## GIVEN INSTRUCTION
Copy every line of the material below word for word, including each bounding box, but leave the pictures out.

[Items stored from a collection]
++++++++
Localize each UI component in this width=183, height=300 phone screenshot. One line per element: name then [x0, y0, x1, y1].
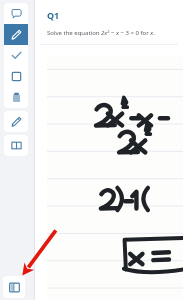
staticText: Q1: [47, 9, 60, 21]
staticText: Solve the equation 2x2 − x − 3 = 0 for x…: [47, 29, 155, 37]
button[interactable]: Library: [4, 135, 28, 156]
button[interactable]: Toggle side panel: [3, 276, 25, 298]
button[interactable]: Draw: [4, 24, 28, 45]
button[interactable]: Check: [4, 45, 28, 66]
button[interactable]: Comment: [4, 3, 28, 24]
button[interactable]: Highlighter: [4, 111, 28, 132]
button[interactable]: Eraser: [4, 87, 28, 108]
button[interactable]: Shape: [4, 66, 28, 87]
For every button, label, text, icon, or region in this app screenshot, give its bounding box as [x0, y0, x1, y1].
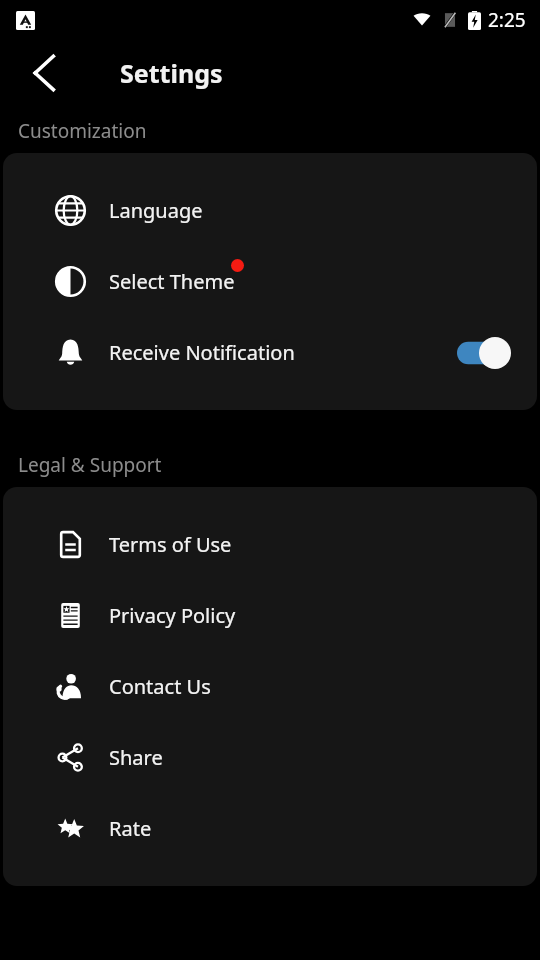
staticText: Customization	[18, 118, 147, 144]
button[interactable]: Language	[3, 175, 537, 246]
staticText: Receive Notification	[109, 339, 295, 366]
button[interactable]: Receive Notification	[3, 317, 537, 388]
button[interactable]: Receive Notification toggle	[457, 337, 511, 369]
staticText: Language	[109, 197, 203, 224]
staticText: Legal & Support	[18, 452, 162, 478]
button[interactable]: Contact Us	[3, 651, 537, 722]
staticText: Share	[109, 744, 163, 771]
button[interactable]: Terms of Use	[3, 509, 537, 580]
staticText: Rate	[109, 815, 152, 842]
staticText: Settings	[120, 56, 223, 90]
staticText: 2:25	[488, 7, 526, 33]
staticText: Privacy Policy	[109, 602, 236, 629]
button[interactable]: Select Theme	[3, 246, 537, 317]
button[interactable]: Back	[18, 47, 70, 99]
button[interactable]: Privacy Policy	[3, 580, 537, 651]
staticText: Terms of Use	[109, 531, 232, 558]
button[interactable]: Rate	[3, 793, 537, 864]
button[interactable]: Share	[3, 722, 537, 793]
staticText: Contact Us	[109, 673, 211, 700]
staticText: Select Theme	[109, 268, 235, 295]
++++++++
## FINISHED TASK
Localize each UI component in this width=183, height=300 phone screenshot. One line per element: name then [x0, y0, x1, y1].
staticText: Q1: [47, 9, 60, 21]
staticText: Solve the equation 2x2 − x − 3 = 0 for x…: [47, 29, 155, 37]
button[interactable]: Library: [4, 135, 28, 156]
button[interactable]: Toggle side panel: [3, 276, 25, 298]
button[interactable]: Draw: [4, 24, 28, 45]
button[interactable]: Check: [4, 45, 28, 66]
button[interactable]: Comment: [4, 3, 28, 24]
button[interactable]: Highlighter: [4, 111, 28, 132]
button[interactable]: Eraser: [4, 87, 28, 108]
button[interactable]: Shape: [4, 66, 28, 87]
For every button, label, text, icon, or region in this app screenshot, give its bounding box as [x0, y0, x1, y1].
staticText: Customization	[18, 118, 147, 144]
button[interactable]: Language	[3, 175, 537, 246]
staticText: Receive Notification	[109, 339, 295, 366]
button[interactable]: Receive Notification	[3, 317, 537, 388]
button[interactable]: Receive Notification toggle	[457, 337, 511, 369]
staticText: Language	[109, 197, 203, 224]
staticText: Legal & Support	[18, 452, 162, 478]
button[interactable]: Contact Us	[3, 651, 537, 722]
staticText: Share	[109, 744, 163, 771]
button[interactable]: Terms of Use	[3, 509, 537, 580]
staticText: Rate	[109, 815, 152, 842]
staticText: Settings	[120, 56, 223, 90]
staticText: 2:25	[488, 7, 526, 33]
staticText: Privacy Policy	[109, 602, 236, 629]
button[interactable]: Select Theme	[3, 246, 537, 317]
button[interactable]: Back	[18, 47, 70, 99]
button[interactable]: Privacy Policy	[3, 580, 537, 651]
staticText: Terms of Use	[109, 531, 232, 558]
button[interactable]: Rate	[3, 793, 537, 864]
button[interactable]: Share	[3, 722, 537, 793]
staticText: Contact Us	[109, 673, 211, 700]
staticText: Select Theme	[109, 268, 235, 295]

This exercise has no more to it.